══ Records provided

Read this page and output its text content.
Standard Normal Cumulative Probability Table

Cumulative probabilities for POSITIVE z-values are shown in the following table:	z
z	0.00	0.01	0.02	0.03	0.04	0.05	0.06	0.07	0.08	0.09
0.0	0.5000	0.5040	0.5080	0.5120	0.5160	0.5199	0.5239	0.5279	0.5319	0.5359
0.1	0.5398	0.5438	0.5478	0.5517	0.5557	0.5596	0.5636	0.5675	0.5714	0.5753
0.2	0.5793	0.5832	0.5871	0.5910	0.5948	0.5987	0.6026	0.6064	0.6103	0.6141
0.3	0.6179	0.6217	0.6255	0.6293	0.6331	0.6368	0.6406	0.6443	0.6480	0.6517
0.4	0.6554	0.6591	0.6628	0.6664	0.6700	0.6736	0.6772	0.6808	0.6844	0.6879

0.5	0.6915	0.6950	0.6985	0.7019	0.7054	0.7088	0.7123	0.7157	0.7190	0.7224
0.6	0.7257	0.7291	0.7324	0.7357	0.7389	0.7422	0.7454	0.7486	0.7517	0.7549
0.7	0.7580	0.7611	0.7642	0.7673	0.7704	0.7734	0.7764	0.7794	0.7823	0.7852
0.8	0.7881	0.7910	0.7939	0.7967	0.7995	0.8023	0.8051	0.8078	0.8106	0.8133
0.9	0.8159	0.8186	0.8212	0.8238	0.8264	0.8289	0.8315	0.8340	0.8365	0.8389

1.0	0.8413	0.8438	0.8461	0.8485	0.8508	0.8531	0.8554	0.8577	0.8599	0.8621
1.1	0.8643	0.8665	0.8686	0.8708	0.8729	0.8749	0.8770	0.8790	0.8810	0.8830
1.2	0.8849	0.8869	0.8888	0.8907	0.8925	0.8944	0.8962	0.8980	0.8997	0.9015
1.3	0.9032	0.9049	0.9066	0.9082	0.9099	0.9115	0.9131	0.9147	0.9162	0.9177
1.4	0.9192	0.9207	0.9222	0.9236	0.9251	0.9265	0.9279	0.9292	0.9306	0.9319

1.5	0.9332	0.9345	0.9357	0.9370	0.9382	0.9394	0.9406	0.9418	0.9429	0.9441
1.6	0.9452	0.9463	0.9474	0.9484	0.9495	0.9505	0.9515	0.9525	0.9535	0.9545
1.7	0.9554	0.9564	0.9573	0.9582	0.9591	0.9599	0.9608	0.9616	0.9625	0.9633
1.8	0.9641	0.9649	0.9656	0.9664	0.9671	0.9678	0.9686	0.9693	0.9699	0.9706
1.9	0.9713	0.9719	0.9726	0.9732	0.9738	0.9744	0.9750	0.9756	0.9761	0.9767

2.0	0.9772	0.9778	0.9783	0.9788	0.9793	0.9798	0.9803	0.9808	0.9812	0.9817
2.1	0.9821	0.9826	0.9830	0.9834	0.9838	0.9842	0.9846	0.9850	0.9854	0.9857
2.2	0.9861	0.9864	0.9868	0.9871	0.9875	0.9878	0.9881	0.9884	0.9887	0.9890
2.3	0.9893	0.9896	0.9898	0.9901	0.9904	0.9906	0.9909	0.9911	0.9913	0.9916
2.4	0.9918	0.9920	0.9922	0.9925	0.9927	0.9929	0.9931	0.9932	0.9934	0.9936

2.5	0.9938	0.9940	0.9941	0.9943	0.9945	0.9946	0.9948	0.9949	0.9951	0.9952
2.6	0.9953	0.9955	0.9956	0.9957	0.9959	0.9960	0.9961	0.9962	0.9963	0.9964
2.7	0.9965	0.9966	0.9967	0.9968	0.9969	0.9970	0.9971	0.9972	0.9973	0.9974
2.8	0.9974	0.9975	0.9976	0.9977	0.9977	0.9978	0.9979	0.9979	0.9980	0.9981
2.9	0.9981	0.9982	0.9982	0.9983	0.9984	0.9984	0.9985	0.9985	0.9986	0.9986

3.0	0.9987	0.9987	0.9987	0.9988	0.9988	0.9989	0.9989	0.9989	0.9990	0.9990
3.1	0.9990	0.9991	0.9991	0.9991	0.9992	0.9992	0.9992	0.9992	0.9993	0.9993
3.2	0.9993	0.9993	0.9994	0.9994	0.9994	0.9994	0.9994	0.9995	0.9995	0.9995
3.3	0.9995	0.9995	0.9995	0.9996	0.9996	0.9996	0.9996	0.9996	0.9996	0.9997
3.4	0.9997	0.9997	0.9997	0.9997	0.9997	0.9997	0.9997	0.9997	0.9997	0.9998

════

Repeat the records exactly, including every line.

Read this page and output its text content.
Standard Normal Cumulative Probability Table

Cumulative probabilities for POSITIVE z-values are shown in the following table:	z
z	0.00	0.01	0.02	0.03	0.04	0.05	0.06	0.07	0.08	0.09
0.0	0.5000	0.5040	0.5080	0.5120	0.5160	0.5199	0.5239	0.5279	0.5319	0.5359
0.1	0.5398	0.5438	0.5478	0.5517	0.5557	0.5596	0.5636	0.5675	0.5714	0.5753
0.2	0.5793	0.5832	0.5871	0.5910	0.5948	0.5987	0.6026	0.6064	0.6103	0.6141
0.3	0.6179	0.6217	0.6255	0.6293	0.6331	0.6368	0.6406	0.6443	0.6480	0.6517
0.4	0.6554	0.6591	0.6628	0.6664	0.6700	0.6736	0.6772	0.6808	0.6844	0.6879

0.5	0.6915	0.6950	0.6985	0.7019	0.7054	0.7088	0.7123	0.7157	0.7190	0.7224
0.6	0.7257	0.7291	0.7324	0.7357	0.7389	0.7422	0.7454	0.7486	0.7517	0.7549
0.7	0.7580	0.7611	0.7642	0.7673	0.7704	0.7734	0.7764	0.7794	0.7823	0.7852
0.8	0.7881	0.7910	0.7939	0.7967	0.7995	0.8023	0.8051	0.8078	0.8106	0.8133
0.9	0.8159	0.8186	0.8212	0.8238	0.8264	0.8289	0.8315	0.8340	0.8365	0.8389

1.0	0.8413	0.8438	0.8461	0.8485	0.8508	0.8531	0.8554	0.8577	0.8599	0.8621
1.1	0.8643	0.8665	0.8686	0.8708	0.8729	0.8749	0.8770	0.8790	0.8810	0.8830
1.2	0.8849	0.8869	0.8888	0.8907	0.8925	0.8944	0.8962	0.8980	0.8997	0.9015
1.3	0.9032	0.9049	0.9066	0.9082	0.9099	0.9115	0.9131	0.9147	0.9162	0.9177
1.4	0.9192	0.9207	0.9222	0.9236	0.9251	0.9265	0.9279	0.9292	0.9306	0.9319

1.5	0.9332	0.9345	0.9357	0.9370	0.9382	0.9394	0.9406	0.9418	0.9429	0.9441
1.6	0.9452	0.9463	0.9474	0.9484	0.9495	0.9505	0.9515	0.9525	0.9535	0.9545
1.7	0.9554	0.9564	0.9573	0.9582	0.9591	0.9599	0.9608	0.9616	0.9625	0.9633
1.8	0.9641	0.9649	0.9656	0.9664	0.9671	0.9678	0.9686	0.9693	0.9699	0.9706
1.9	0.9713	0.9719	0.9726	0.9732	0.9738	0.9744	0.9750	0.9756	0.9761	0.9767

2.0	0.9772	0.9778	0.9783	0.9788	0.9793	0.9798	0.9803	0.9808	0.9812	0.9817
2.1	0.9821	0.9826	0.9830	0.9834	0.9838	0.9842	0.9846	0.9850	0.9854	0.9857
2.2	0.9861	0.9864	0.9868	0.9871	0.9875	0.9878	0.9881	0.9884	0.9887	0.9890
2.3	0.9893	0.9896	0.9898	0.9901	0.9904	0.9906	0.9909	0.9911	0.9913	0.9916
2.4	0.9918	0.9920	0.9922	0.9925	0.9927	0.9929	0.9931	0.9932	0.9934	0.9936

2.5	0.9938	0.9940	0.9941	0.9943	0.9945	0.9946	0.9948	0.9949	0.9951	0.9952
2.6	0.9953	0.9955	0.9956	0.9957	0.9959	0.9960	0.9961	0.9962	0.9963	0.9964
2.7	0.9965	0.9966	0.9967	0.9968	0.9969	0.9970	0.9971	0.9972	0.9973	0.9974
2.8	0.9974	0.9975	0.9976	0.9977	0.9977	0.9978	0.9979	0.9979	0.9980	0.9981
2.9	0.9981	0.9982	0.9982	0.9983	0.9984	0.9984	0.9985	0.9985	0.9986	0.9986

3.0	0.9987	0.9987	0.9987	0.9988	0.9988	0.9989	0.9989	0.9989	0.9990	0.9990
3.1	0.9990	0.9991	0.9991	0.9991	0.9992	0.9992	0.9992	0.9992	0.9993	0.9993
3.2	0.9993	0.9993	0.9994	0.9994	0.9994	0.9994	0.9994	0.9995	0.9995	0.9995
3.3	0.9995	0.9995	0.9995	0.9996	0.9996	0.9996	0.9996	0.9996	0.9996	0.9997
3.4	0.9997	0.9997	0.9997	0.9997	0.9997	0.9997	0.9997	0.9997	0.9997	0.9998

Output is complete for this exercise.